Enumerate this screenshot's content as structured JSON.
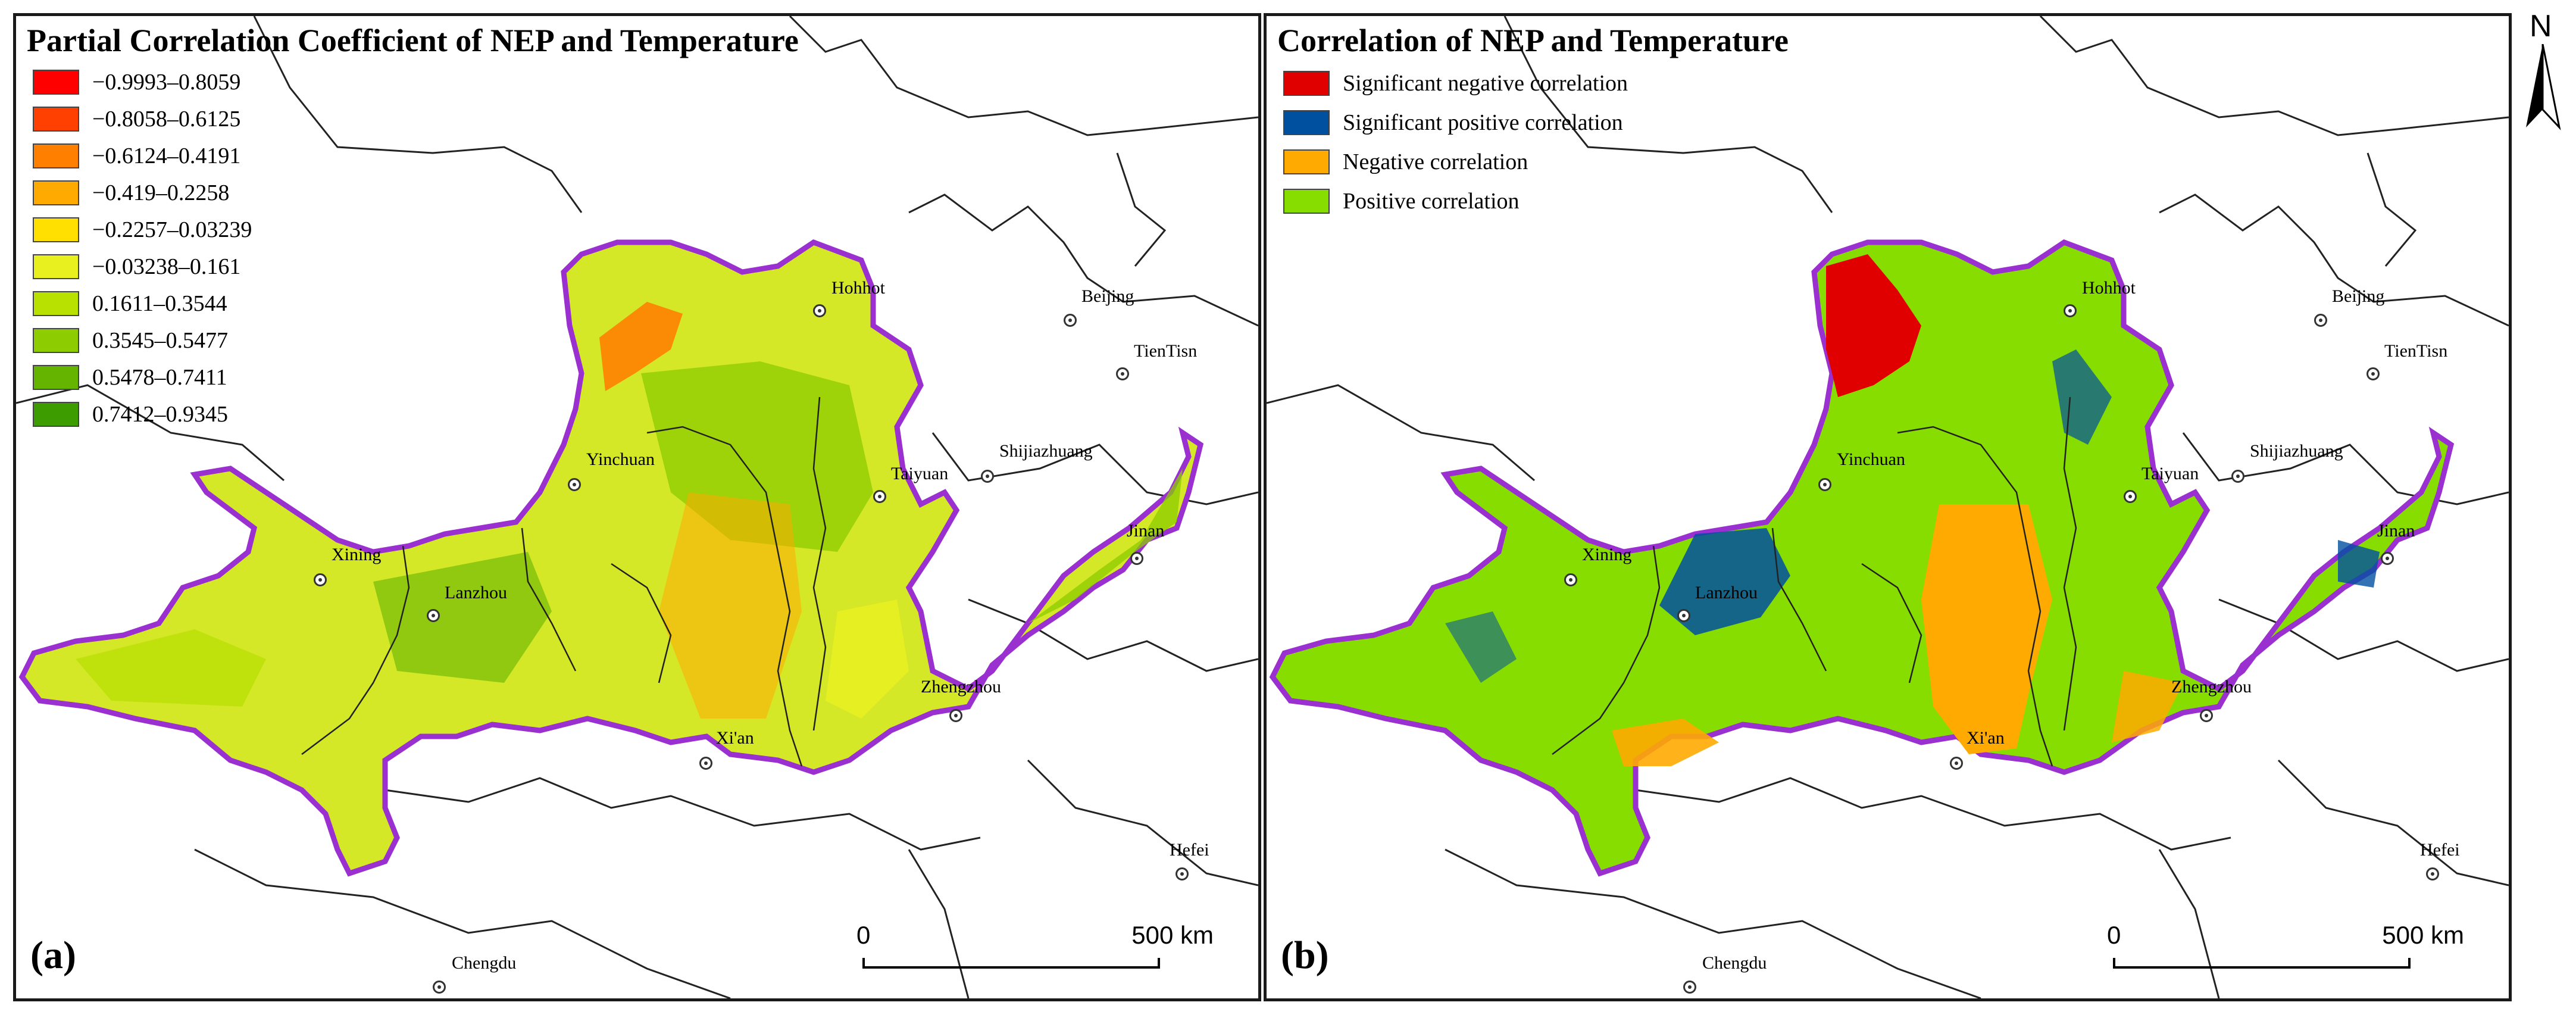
{
  "panel_a": {
    "title": "Partial Correlation Coefficient of NEP and Temperature",
    "letter": "(a)",
    "legend": [
      {
        "label": "−0.9993–0.8059",
        "color": "#ff0000"
      },
      {
        "label": "−0.8058–0.6125",
        "color": "#ff4000"
      },
      {
        "label": "−0.6124–0.4191",
        "color": "#ff8000"
      },
      {
        "label": "−0.419–0.2258",
        "color": "#ffaa00"
      },
      {
        "label": "−0.2257–0.03239",
        "color": "#ffe000"
      },
      {
        "label": "−0.03238–0.161",
        "color": "#e8f020"
      },
      {
        "label": "0.1611–0.3544",
        "color": "#b8e000"
      },
      {
        "label": "0.3545–0.5477",
        "color": "#8ccc00"
      },
      {
        "label": "0.5478–0.7411",
        "color": "#64b400"
      },
      {
        "label": "0.7412–0.9345",
        "color": "#3c9c00"
      }
    ]
  },
  "panel_b": {
    "title": "Correlation of NEP and Temperature",
    "letter": "(b)",
    "legend": [
      {
        "label": "Significant negative correlation",
        "color": "#e00000"
      },
      {
        "label": "Significant positive correlation",
        "color": "#0050a0"
      },
      {
        "label": "Negative correlation",
        "color": "#ffaa00"
      },
      {
        "label": "Positive correlation",
        "color": "#88dd00"
      }
    ]
  },
  "cities": [
    "Hohhot",
    "Beijing",
    "TienTisn",
    "Yinchuan",
    "Taiyuan",
    "Shijiazhuang",
    "Xining",
    "Lanzhou",
    "Jinan",
    "Zhengzhou",
    "Xi'an",
    "Hefei",
    "Chengdu"
  ],
  "scale": {
    "zero": "0",
    "max": "500 km"
  },
  "north": "N",
  "colors": {
    "basin_outline": "#9b30d0",
    "boundary": "#222222"
  }
}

§ **What needs to be done**
Which lines in the records above contain the string "Temperature"? Copy each one.

§ **Answer to the exercise**
    "title": "Partial Correlation Coefficient of NEP and Temperature",
    "title": "Correlation of NEP and Temperature",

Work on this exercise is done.